(Dataset excerpt)
* Start *

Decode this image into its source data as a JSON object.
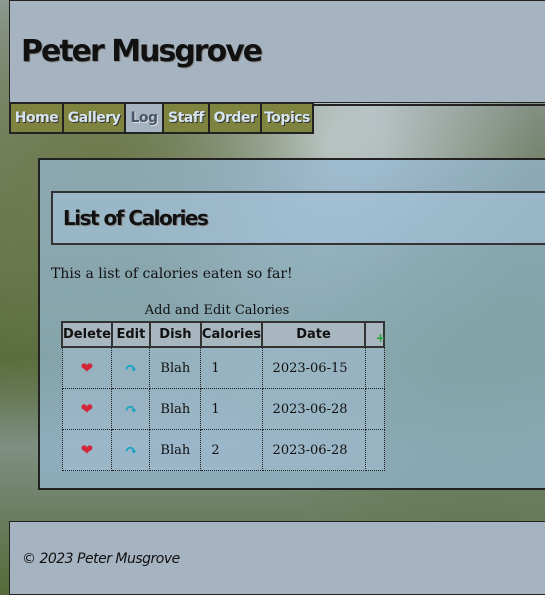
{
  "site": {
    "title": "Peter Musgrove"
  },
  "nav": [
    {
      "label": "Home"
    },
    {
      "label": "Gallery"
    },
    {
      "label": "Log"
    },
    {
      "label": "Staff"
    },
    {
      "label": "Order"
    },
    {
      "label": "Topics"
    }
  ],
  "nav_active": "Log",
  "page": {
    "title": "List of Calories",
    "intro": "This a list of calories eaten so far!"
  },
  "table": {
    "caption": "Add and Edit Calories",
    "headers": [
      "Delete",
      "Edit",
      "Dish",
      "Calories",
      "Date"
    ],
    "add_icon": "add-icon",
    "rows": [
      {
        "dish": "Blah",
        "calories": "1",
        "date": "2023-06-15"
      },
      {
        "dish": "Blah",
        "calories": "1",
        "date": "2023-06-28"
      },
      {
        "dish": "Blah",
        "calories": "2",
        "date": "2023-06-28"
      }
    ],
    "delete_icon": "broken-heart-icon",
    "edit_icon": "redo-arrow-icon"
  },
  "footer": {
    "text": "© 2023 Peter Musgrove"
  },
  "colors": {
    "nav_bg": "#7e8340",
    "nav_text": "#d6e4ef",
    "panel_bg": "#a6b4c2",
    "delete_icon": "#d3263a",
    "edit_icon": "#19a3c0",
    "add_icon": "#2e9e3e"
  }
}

* End *

• [What you need to do] All entries are to be retyped exactly. Omit any embedded images.

• [Response for this exercise]
Decode this image into its source data as a JSON object.
{
  "site": {
    "title": "Peter Musgrove"
  },
  "nav": [
    {
      "label": "Home"
    },
    {
      "label": "Gallery"
    },
    {
      "label": "Log"
    },
    {
      "label": "Staff"
    },
    {
      "label": "Order"
    },
    {
      "label": "Topics"
    }
  ],
  "nav_active": "Log",
  "page": {
    "title": "List of Calories",
    "intro": "This a list of calories eaten so far!"
  },
  "table": {
    "caption": "Add and Edit Calories",
    "headers": [
      "Delete",
      "Edit",
      "Dish",
      "Calories",
      "Date"
    ],
    "add_icon": "add-icon",
    "rows": [
      {
        "dish": "Blah",
        "calories": "1",
        "date": "2023-06-15"
      },
      {
        "dish": "Blah",
        "calories": "1",
        "date": "2023-06-28"
      },
      {
        "dish": "Blah",
        "calories": "2",
        "date": "2023-06-28"
      }
    ],
    "delete_icon": "broken-heart-icon",
    "edit_icon": "redo-arrow-icon"
  },
  "footer": {
    "text": "© 2023 Peter Musgrove"
  },
  "colors": {
    "nav_bg": "#7e8340",
    "nav_text": "#d6e4ef",
    "panel_bg": "#a6b4c2",
    "delete_icon": "#d3263a",
    "edit_icon": "#19a3c0",
    "add_icon": "#2e9e3e"
  }
}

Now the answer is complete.